**Given task:** Among the lines below, list those containing the string "matrix".

**** Stored rows ****

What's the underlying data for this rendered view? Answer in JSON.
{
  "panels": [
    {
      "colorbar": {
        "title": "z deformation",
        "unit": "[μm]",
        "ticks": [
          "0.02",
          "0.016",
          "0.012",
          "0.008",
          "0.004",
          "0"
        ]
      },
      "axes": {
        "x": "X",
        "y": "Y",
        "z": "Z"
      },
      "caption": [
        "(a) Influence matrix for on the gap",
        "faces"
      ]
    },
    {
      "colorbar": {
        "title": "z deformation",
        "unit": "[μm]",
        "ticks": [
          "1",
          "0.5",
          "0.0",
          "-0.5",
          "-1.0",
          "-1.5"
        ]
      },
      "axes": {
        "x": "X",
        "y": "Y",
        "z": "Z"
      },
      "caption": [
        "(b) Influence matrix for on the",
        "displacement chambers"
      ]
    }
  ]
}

****

**Exercise response:**
        "(a) Influence matrix for on the gap",
        "(b) Influence matrix for on the",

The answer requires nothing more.